### Aim
Repeat the records below exactly as they appear.
====== Records provided
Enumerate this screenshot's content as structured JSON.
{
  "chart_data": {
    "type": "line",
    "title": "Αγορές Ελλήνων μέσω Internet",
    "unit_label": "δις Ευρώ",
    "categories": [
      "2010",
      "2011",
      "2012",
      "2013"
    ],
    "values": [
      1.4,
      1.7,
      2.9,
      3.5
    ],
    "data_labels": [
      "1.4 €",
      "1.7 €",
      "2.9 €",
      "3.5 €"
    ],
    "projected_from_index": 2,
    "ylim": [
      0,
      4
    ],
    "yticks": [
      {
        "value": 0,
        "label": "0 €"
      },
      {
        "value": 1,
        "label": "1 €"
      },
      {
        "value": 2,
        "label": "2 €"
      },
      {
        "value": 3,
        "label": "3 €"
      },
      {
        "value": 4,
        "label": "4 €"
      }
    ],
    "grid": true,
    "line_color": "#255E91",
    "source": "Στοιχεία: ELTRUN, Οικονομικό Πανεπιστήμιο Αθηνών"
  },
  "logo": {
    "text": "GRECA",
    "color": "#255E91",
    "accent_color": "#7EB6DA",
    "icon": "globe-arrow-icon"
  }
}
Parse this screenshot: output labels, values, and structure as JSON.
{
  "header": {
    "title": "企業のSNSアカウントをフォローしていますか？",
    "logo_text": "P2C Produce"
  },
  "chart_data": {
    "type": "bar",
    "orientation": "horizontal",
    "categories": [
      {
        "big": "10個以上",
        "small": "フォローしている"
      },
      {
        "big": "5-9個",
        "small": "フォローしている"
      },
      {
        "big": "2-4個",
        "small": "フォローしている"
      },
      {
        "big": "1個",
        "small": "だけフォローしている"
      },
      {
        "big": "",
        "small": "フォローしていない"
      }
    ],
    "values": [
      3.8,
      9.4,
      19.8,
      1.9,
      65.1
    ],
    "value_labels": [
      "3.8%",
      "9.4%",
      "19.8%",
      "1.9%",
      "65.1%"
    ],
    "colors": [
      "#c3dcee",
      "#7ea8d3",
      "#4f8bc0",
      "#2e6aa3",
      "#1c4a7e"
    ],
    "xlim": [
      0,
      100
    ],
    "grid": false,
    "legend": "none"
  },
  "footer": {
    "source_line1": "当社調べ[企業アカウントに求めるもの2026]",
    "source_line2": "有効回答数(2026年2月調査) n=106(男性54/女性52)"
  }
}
============
### Response
Enumerate this screenshot's content as structured JSON.
{
  "chart_data": {
    "type": "line",
    "title": "Αγορές Ελλήνων μέσω Internet",
    "unit_label": "δις Ευρώ",
    "categories": [
      "2010",
      "2011",
      "2012",
      "2013"
    ],
    "values": [
      1.4,
      1.7,
      2.9,
      3.5
    ],
    "data_labels": [
      "1.4 €",
      "1.7 €",
      "2.9 €",
      "3.5 €"
    ],
    "projected_from_index": 2,
    "ylim": [
      0,
      4
    ],
    "yticks": [
      {
        "value": 0,
        "label": "0 €"
      },
      {
        "value": 1,
        "label": "1 €"
      },
      {
        "value": 2,
        "label": "2 €"
      },
      {
        "value": 3,
        "label": "3 €"
      },
      {
        "value": 4,
        "label": "4 €"
      }
    ],
    "grid": true,
    "line_color": "#255E91",
    "source": "Στοιχεία: ELTRUN, Οικονομικό Πανεπιστήμιο Αθηνών"
  },
  "logo": {
    "text": "GRECA",
    "color": "#255E91",
    "accent_color": "#7EB6DA",
    "icon": "globe-arrow-icon"
  }
}
Parse this screenshot: output labels, values, and structure as JSON.
{
  "header": {
    "title": "企業のSNSアカウントをフォローしていますか？",
    "logo_text": "P2C Produce"
  },
  "chart_data": {
    "type": "bar",
    "orientation": "horizontal",
    "categories": [
      {
        "big": "10個以上",
        "small": "フォローしている"
      },
      {
        "big": "5-9個",
        "small": "フォローしている"
      },
      {
        "big": "2-4個",
        "small": "フォローしている"
      },
      {
        "big": "1個",
        "small": "だけフォローしている"
      },
      {
        "big": "",
        "small": "フォローしていない"
      }
    ],
    "values": [
      3.8,
      9.4,
      19.8,
      1.9,
      65.1
    ],
    "value_labels": [
      "3.8%",
      "9.4%",
      "19.8%",
      "1.9%",
      "65.1%"
    ],
    "colors": [
      "#c3dcee",
      "#7ea8d3",
      "#4f8bc0",
      "#2e6aa3",
      "#1c4a7e"
    ],
    "xlim": [
      0,
      100
    ],
    "grid": false,
    "legend": "none"
  },
  "footer": {
    "source_line1": "当社調べ[企業アカウントに求めるもの2026]",
    "source_line2": "有効回答数(2026年2月調査) n=106(男性54/女性52)"
  }
}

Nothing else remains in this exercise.